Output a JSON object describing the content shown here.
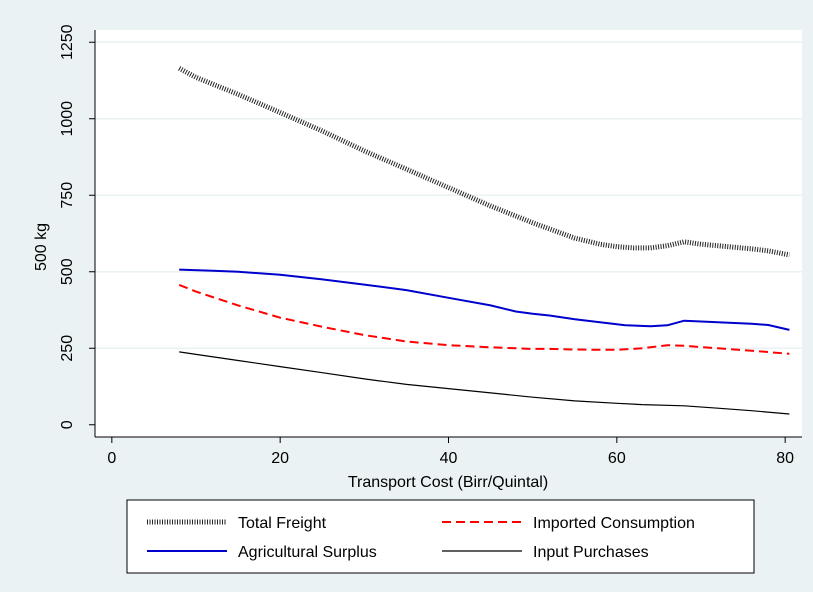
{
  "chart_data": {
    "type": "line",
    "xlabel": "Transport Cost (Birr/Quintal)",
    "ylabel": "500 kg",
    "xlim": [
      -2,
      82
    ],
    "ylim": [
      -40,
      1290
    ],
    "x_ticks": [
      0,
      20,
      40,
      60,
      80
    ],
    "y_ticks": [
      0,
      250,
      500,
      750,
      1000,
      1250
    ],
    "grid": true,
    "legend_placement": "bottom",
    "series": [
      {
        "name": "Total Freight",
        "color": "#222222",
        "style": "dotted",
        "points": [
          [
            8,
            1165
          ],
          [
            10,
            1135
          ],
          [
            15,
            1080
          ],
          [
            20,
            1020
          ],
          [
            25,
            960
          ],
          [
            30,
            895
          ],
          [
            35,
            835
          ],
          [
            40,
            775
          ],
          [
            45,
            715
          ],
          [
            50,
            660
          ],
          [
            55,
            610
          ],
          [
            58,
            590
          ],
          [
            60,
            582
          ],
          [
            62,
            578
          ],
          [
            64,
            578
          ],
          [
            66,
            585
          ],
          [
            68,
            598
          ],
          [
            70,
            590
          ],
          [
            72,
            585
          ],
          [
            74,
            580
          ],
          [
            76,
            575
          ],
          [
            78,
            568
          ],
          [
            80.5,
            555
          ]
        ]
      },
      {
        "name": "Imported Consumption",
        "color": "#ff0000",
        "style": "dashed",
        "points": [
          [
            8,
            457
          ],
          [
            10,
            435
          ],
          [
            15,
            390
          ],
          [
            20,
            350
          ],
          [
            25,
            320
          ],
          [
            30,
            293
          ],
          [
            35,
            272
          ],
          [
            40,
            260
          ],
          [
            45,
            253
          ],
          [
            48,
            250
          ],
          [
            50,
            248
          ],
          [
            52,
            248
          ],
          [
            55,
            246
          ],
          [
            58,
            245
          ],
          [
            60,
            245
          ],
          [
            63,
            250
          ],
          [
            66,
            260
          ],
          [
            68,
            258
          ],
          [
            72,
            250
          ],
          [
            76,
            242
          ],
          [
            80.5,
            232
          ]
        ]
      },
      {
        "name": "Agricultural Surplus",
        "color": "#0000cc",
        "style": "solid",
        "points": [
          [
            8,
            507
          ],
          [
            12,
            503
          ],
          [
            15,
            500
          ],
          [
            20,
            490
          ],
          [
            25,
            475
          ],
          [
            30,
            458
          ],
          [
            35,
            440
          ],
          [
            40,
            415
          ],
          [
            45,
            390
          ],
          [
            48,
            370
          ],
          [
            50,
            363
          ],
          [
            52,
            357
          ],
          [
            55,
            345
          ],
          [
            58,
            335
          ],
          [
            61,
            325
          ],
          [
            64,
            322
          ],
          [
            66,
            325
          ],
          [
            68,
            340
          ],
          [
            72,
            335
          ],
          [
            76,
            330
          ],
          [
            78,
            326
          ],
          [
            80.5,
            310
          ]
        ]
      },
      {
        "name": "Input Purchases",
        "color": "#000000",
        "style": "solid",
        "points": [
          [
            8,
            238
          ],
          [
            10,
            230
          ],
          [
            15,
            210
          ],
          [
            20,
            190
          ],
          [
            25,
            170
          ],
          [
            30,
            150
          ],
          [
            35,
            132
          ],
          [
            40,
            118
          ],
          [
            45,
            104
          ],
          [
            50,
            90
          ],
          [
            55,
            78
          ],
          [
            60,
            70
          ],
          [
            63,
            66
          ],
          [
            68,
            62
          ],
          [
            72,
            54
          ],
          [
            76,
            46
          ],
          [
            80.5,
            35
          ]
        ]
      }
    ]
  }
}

----

* **Do this**:
Write the entries above out again exactly, but not the pictures.

* **Answer in full**:
Output a JSON object describing the content shown here.
{
  "chart_data": {
    "type": "line",
    "xlabel": "Transport Cost (Birr/Quintal)",
    "ylabel": "500 kg",
    "xlim": [
      -2,
      82
    ],
    "ylim": [
      -40,
      1290
    ],
    "x_ticks": [
      0,
      20,
      40,
      60,
      80
    ],
    "y_ticks": [
      0,
      250,
      500,
      750,
      1000,
      1250
    ],
    "grid": true,
    "legend_placement": "bottom",
    "series": [
      {
        "name": "Total Freight",
        "color": "#222222",
        "style": "dotted",
        "points": [
          [
            8,
            1165
          ],
          [
            10,
            1135
          ],
          [
            15,
            1080
          ],
          [
            20,
            1020
          ],
          [
            25,
            960
          ],
          [
            30,
            895
          ],
          [
            35,
            835
          ],
          [
            40,
            775
          ],
          [
            45,
            715
          ],
          [
            50,
            660
          ],
          [
            55,
            610
          ],
          [
            58,
            590
          ],
          [
            60,
            582
          ],
          [
            62,
            578
          ],
          [
            64,
            578
          ],
          [
            66,
            585
          ],
          [
            68,
            598
          ],
          [
            70,
            590
          ],
          [
            72,
            585
          ],
          [
            74,
            580
          ],
          [
            76,
            575
          ],
          [
            78,
            568
          ],
          [
            80.5,
            555
          ]
        ]
      },
      {
        "name": "Imported Consumption",
        "color": "#ff0000",
        "style": "dashed",
        "points": [
          [
            8,
            457
          ],
          [
            10,
            435
          ],
          [
            15,
            390
          ],
          [
            20,
            350
          ],
          [
            25,
            320
          ],
          [
            30,
            293
          ],
          [
            35,
            272
          ],
          [
            40,
            260
          ],
          [
            45,
            253
          ],
          [
            48,
            250
          ],
          [
            50,
            248
          ],
          [
            52,
            248
          ],
          [
            55,
            246
          ],
          [
            58,
            245
          ],
          [
            60,
            245
          ],
          [
            63,
            250
          ],
          [
            66,
            260
          ],
          [
            68,
            258
          ],
          [
            72,
            250
          ],
          [
            76,
            242
          ],
          [
            80.5,
            232
          ]
        ]
      },
      {
        "name": "Agricultural Surplus",
        "color": "#0000cc",
        "style": "solid",
        "points": [
          [
            8,
            507
          ],
          [
            12,
            503
          ],
          [
            15,
            500
          ],
          [
            20,
            490
          ],
          [
            25,
            475
          ],
          [
            30,
            458
          ],
          [
            35,
            440
          ],
          [
            40,
            415
          ],
          [
            45,
            390
          ],
          [
            48,
            370
          ],
          [
            50,
            363
          ],
          [
            52,
            357
          ],
          [
            55,
            345
          ],
          [
            58,
            335
          ],
          [
            61,
            325
          ],
          [
            64,
            322
          ],
          [
            66,
            325
          ],
          [
            68,
            340
          ],
          [
            72,
            335
          ],
          [
            76,
            330
          ],
          [
            78,
            326
          ],
          [
            80.5,
            310
          ]
        ]
      },
      {
        "name": "Input Purchases",
        "color": "#000000",
        "style": "solid",
        "points": [
          [
            8,
            238
          ],
          [
            10,
            230
          ],
          [
            15,
            210
          ],
          [
            20,
            190
          ],
          [
            25,
            170
          ],
          [
            30,
            150
          ],
          [
            35,
            132
          ],
          [
            40,
            118
          ],
          [
            45,
            104
          ],
          [
            50,
            90
          ],
          [
            55,
            78
          ],
          [
            60,
            70
          ],
          [
            63,
            66
          ],
          [
            68,
            62
          ],
          [
            72,
            54
          ],
          [
            76,
            46
          ],
          [
            80.5,
            35
          ]
        ]
      }
    ]
  }
}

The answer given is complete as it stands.